Find the lines that contain the word "bookings" and copy each one.

'''

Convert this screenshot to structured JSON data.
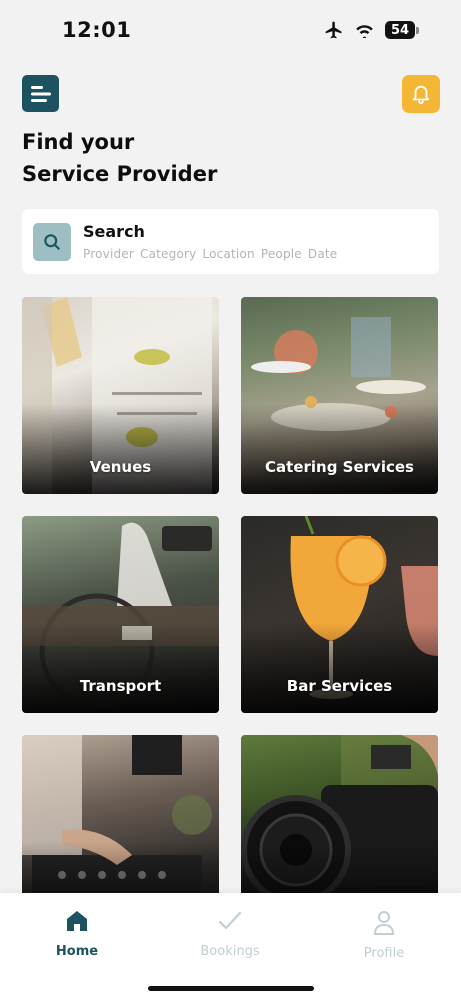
{
  "status_bar": {
    "time": "12:01",
    "battery": "54"
  },
  "header": {
    "title_line1": "Find your",
    "title_line2": "Service Provider"
  },
  "search": {
    "title": "Search",
    "subtitle": "Provider Category  Location  People  Date"
  },
  "categories": [
    {
      "label": "Venues"
    },
    {
      "label": "Catering Services"
    },
    {
      "label": "Transport"
    },
    {
      "label": "Bar Services"
    },
    {
      "label": ""
    },
    {
      "label": ""
    }
  ],
  "nav": {
    "home": "Home",
    "bookings": "Bookings",
    "profile": "Profile"
  },
  "colors": {
    "primary": "#1d5360",
    "accent": "#f4b635",
    "search_icon_bg": "#9dbfc4",
    "inactive_nav": "#bfcfd2"
  },
  "icons": {
    "menu": "menu-icon",
    "bell": "bell-icon",
    "search": "search-icon",
    "home": "home-icon",
    "bookings": "checkmark-icon",
    "profile": "user-icon"
  }
}
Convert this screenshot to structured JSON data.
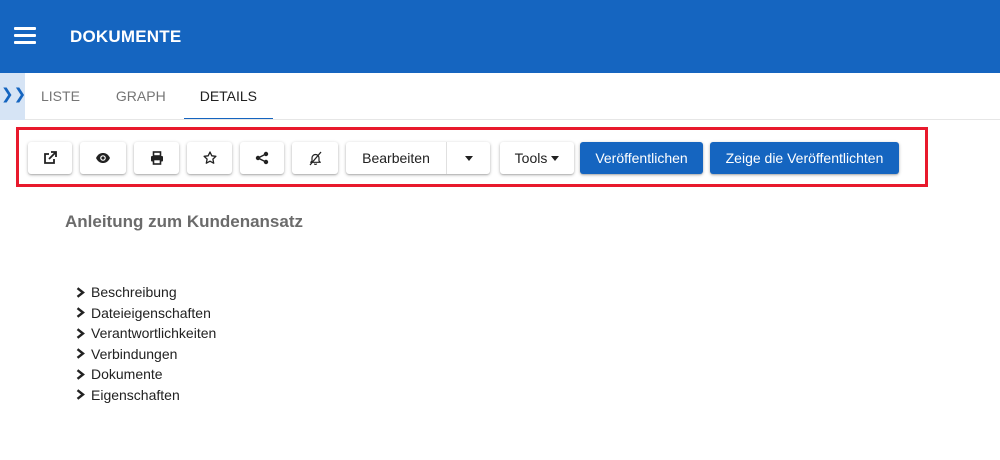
{
  "app": {
    "title": "DOKUMENTE"
  },
  "tabs": [
    {
      "label": "LISTE",
      "active": false
    },
    {
      "label": "GRAPH",
      "active": false
    },
    {
      "label": "DETAILS",
      "active": true
    }
  ],
  "toolbar": {
    "icons": [
      "external-link-icon",
      "eye-icon",
      "print-icon",
      "star-icon",
      "share-icon",
      "bell-slash-icon"
    ],
    "edit_label": "Bearbeiten",
    "tools_label": "Tools",
    "publish_label": "Veröffentlichen",
    "show_published_label": "Zeige die Veröffentlichten"
  },
  "document": {
    "title": "Anleitung zum Kundenansatz",
    "sections": [
      "Beschreibung",
      "Dateieigenschaften",
      "Verantwortlichkeiten",
      "Verbindungen",
      "Dokumente",
      "Eigenschaften"
    ]
  },
  "colors": {
    "primary": "#1565c0",
    "highlight": "#e8192c",
    "side_toggle": "#d6e4f5"
  }
}
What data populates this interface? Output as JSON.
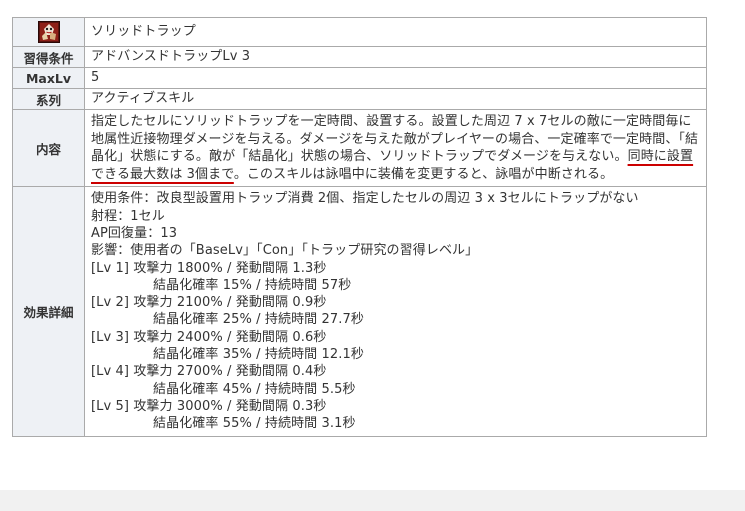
{
  "skill": {
    "icon": "trap-crystal-icon",
    "name": "ソリッドトラップ",
    "rows": {
      "prereq": {
        "label": "習得条件",
        "value": "アドバンスドトラップLv 3"
      },
      "maxlv": {
        "label": "MaxLv",
        "value": "5"
      },
      "type": {
        "label": "系列",
        "value": "アクティブスキル"
      }
    },
    "description": {
      "label": "内容",
      "text_before": "指定したセルにソリッドトラップを一定時間、設置する。設置した周辺 7 x 7セルの敵に一定時間毎に地属性近接物理ダメージを与える。ダメージを与えた敵がプレイヤーの場合、一定確率で一定時間、「結晶化」状態にする。敵が「結晶化」状態の場合、ソリッドトラップでダメージを与えない。",
      "text_highlight": "同時に設置できる最大数は 3個まで",
      "text_after": "。このスキルは詠唱中に装備を変更すると、詠唱が中断される。"
    },
    "details": {
      "label": "効果詳細",
      "lines": [
        "使用条件：改良型設置用トラップ消費 2個、指定したセルの周辺 3 x 3セルにトラップがない",
        "射程：1セル",
        "AP回復量：13",
        "影響：使用者の「BaseLv」「Con」「トラップ研究の習得レベル」"
      ],
      "levels": [
        {
          "head": "[Lv 1] 攻撃力 1800% / 発動間隔 1.3秒",
          "sub": "結晶化確率 15% / 持続時間 57秒"
        },
        {
          "head": "[Lv 2] 攻撃力 2100% / 発動間隔 0.9秒",
          "sub": "結晶化確率 25% / 持続時間 27.7秒"
        },
        {
          "head": "[Lv 3] 攻撃力 2400% / 発動間隔 0.6秒",
          "sub": "結晶化確率 35% / 持続時間 12.1秒"
        },
        {
          "head": "[Lv 4] 攻撃力 2700% / 発動間隔 0.4秒",
          "sub": "結晶化確率 45% / 持続時間 5.5秒"
        },
        {
          "head": "[Lv 5] 攻撃力 3000% / 発動間隔 0.3秒",
          "sub": "結晶化確率 55% / 持続時間 3.1秒"
        }
      ]
    },
    "colors": {
      "header_bg": "#eef1f5",
      "border": "#aaaaaa",
      "highlight_underline": "#cc0000"
    }
  }
}
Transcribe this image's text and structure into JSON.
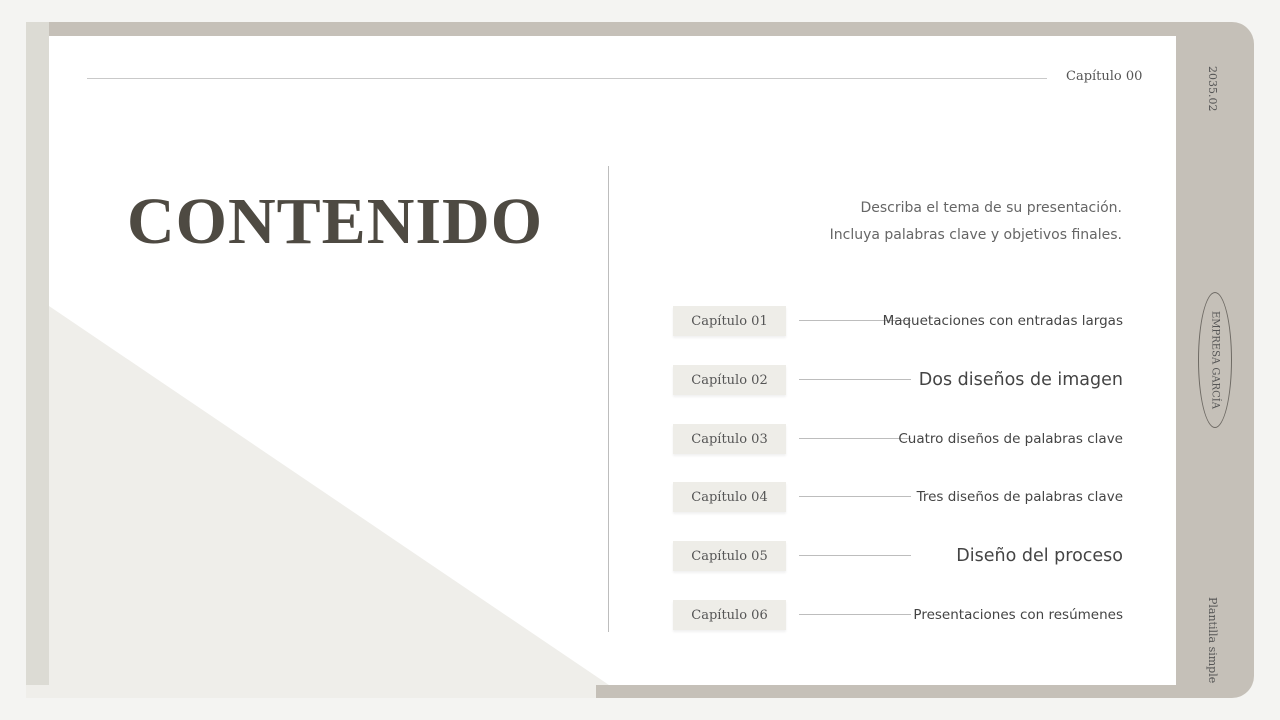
{
  "header": {
    "chapter_label": "Capítulo 00"
  },
  "title": "CONTENIDO",
  "description": {
    "line1": "Describa el tema de su presentación.",
    "line2": "Incluya palabras clave y objetivos finales."
  },
  "chapters": [
    {
      "tag": "Capítulo 01",
      "label": "Maquetaciones con entradas largas"
    },
    {
      "tag": "Capítulo 02",
      "label": "Dos diseños de imagen"
    },
    {
      "tag": "Capítulo 03",
      "label": "Cuatro diseños de palabras clave"
    },
    {
      "tag": "Capítulo 04",
      "label": "Tres diseños de palabras clave"
    },
    {
      "tag": "Capítulo 05",
      "label": "Diseño del proceso"
    },
    {
      "tag": "Capítulo 06",
      "label": "Presentaciones con resúmenes"
    }
  ],
  "side": {
    "date": "2035.02",
    "company": "EMPRESA GARCÍA",
    "template": "Plantilla simple"
  },
  "colors": {
    "frame": "#c5c0b8",
    "accent_light": "#efeeea",
    "title": "#4e4a42"
  }
}
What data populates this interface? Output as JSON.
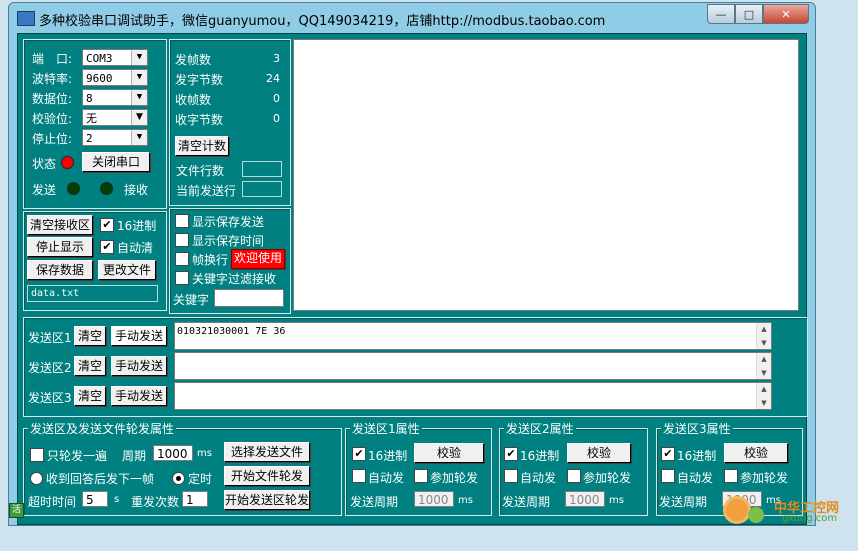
{
  "window": {
    "title": "多种校验串口调试助手，微信guanyumou，QQ149034219，店铺http://modbus.taobao.com",
    "min": "—",
    "max": "□",
    "close": "✕"
  },
  "port": {
    "port_label": "端　口:",
    "port_value": "COM3",
    "baud_label": "波特率:",
    "baud_value": "9600",
    "databits_label": "数据位:",
    "databits_value": "8",
    "parity_label": "校验位:",
    "parity_value": "无",
    "stopbits_label": "停止位:",
    "stopbits_value": "2",
    "status_label": "状态",
    "close_port_button": "关闭串口",
    "send_label": "发送",
    "receive_label": "接收"
  },
  "stats": {
    "tx_frames_label": "发帧数",
    "tx_frames": "3",
    "tx_bytes_label": "发字节数",
    "tx_bytes": "24",
    "rx_frames_label": "收帧数",
    "rx_frames": "0",
    "rx_bytes_label": "收字节数",
    "rx_bytes": "0",
    "clear_button": "清空计数",
    "file_lines_label": "文件行数",
    "current_line_label": "当前发送行"
  },
  "receive_opts": {
    "clear_rx_button": "清空接收区",
    "hex_label": "16进制",
    "stop_display_button": "停止显示",
    "auto_clear_label": "自动清",
    "save_data_button": "保存数据",
    "change_file_button": "更改文件",
    "filename": "data.txt"
  },
  "display_opts": {
    "show_save_send": "显示保存发送",
    "show_save_time": "显示保存时间",
    "frame_newline": "帧换行",
    "welcome_badge": "欢迎使用",
    "keyword_filter": "关键字过滤接收",
    "keyword_label": "关键字"
  },
  "send_areas": [
    {
      "label": "发送区1",
      "clear": "清空",
      "send": "手动发送",
      "text": "010321030001 7E 36"
    },
    {
      "label": "发送区2",
      "clear": "清空",
      "send": "手动发送",
      "text": ""
    },
    {
      "label": "发送区3",
      "clear": "清空",
      "send": "手动发送",
      "text": ""
    }
  ],
  "rotation": {
    "title": "发送区及发送文件轮发属性",
    "once_label": "只轮发一遍",
    "period_label": "周期",
    "period_value": "1000",
    "period_unit": "ms",
    "select_file_button": "选择发送文件",
    "on_reply_label": "收到回答后发下一帧",
    "timed_label": "定时",
    "start_file_button": "开始文件轮发",
    "timeout_label": "超时时间",
    "timeout_value": "5",
    "timeout_unit": "s",
    "retry_label": "重发次数",
    "retry_value": "1",
    "start_area_button": "开始发送区轮发"
  },
  "area_props": [
    {
      "title": "发送区1属性",
      "hex": "16进制",
      "check": "校验",
      "auto": "自动发",
      "join": "参加轮发",
      "period_label": "发送周期",
      "period_value": "1000",
      "unit": "ms"
    },
    {
      "title": "发送区2属性",
      "hex": "16进制",
      "check": "校验",
      "auto": "自动发",
      "join": "参加轮发",
      "period_label": "发送周期",
      "period_value": "1000",
      "unit": "ms"
    },
    {
      "title": "发送区3属性",
      "hex": "16进制",
      "check": "校验",
      "auto": "自动发",
      "join": "参加轮发",
      "period_label": "发送周期",
      "period_value": "1000",
      "unit": "ms"
    }
  ],
  "status_icon": "活",
  "watermark": {
    "line1": "中华工控网",
    "line2": "gkong.com"
  },
  "colors": {
    "led_red": "#ff0000",
    "led_green": "#004000",
    "badge_bg": "#ff0000",
    "panel": "#008080"
  }
}
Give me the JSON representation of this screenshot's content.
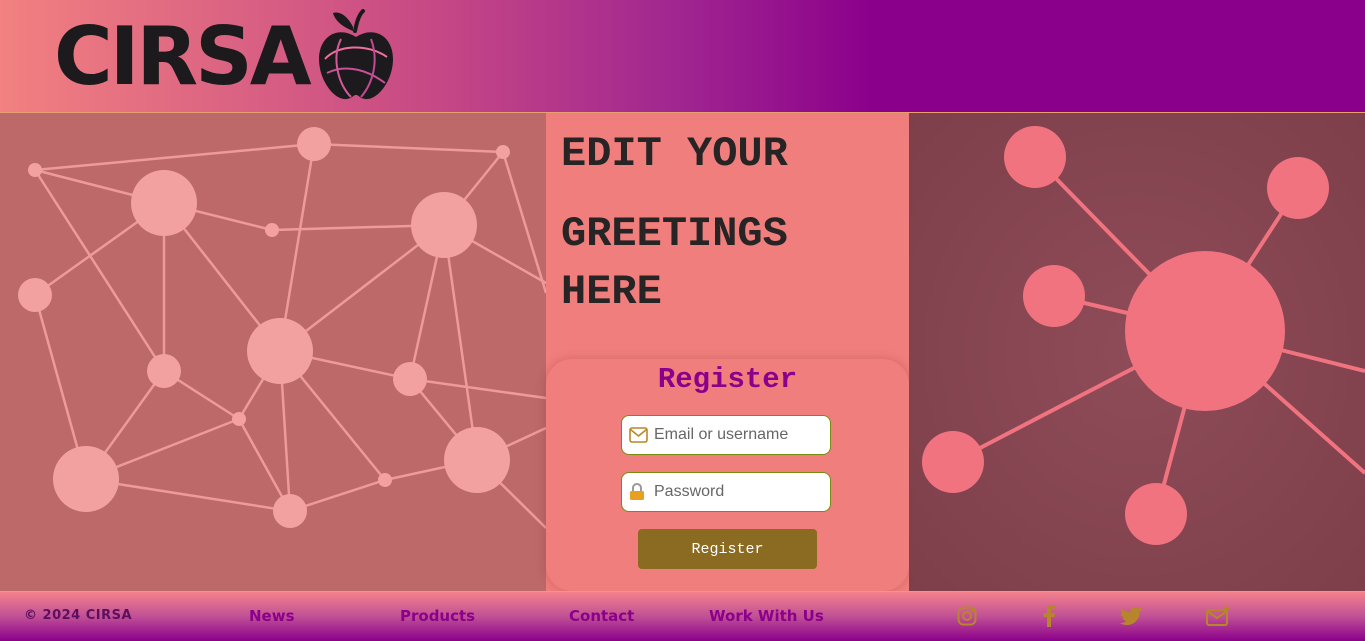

'''

● RESULT FOR THIS EXERCISE:
    "bookings": "Bookings",
    "bookings": "checkmark-icon",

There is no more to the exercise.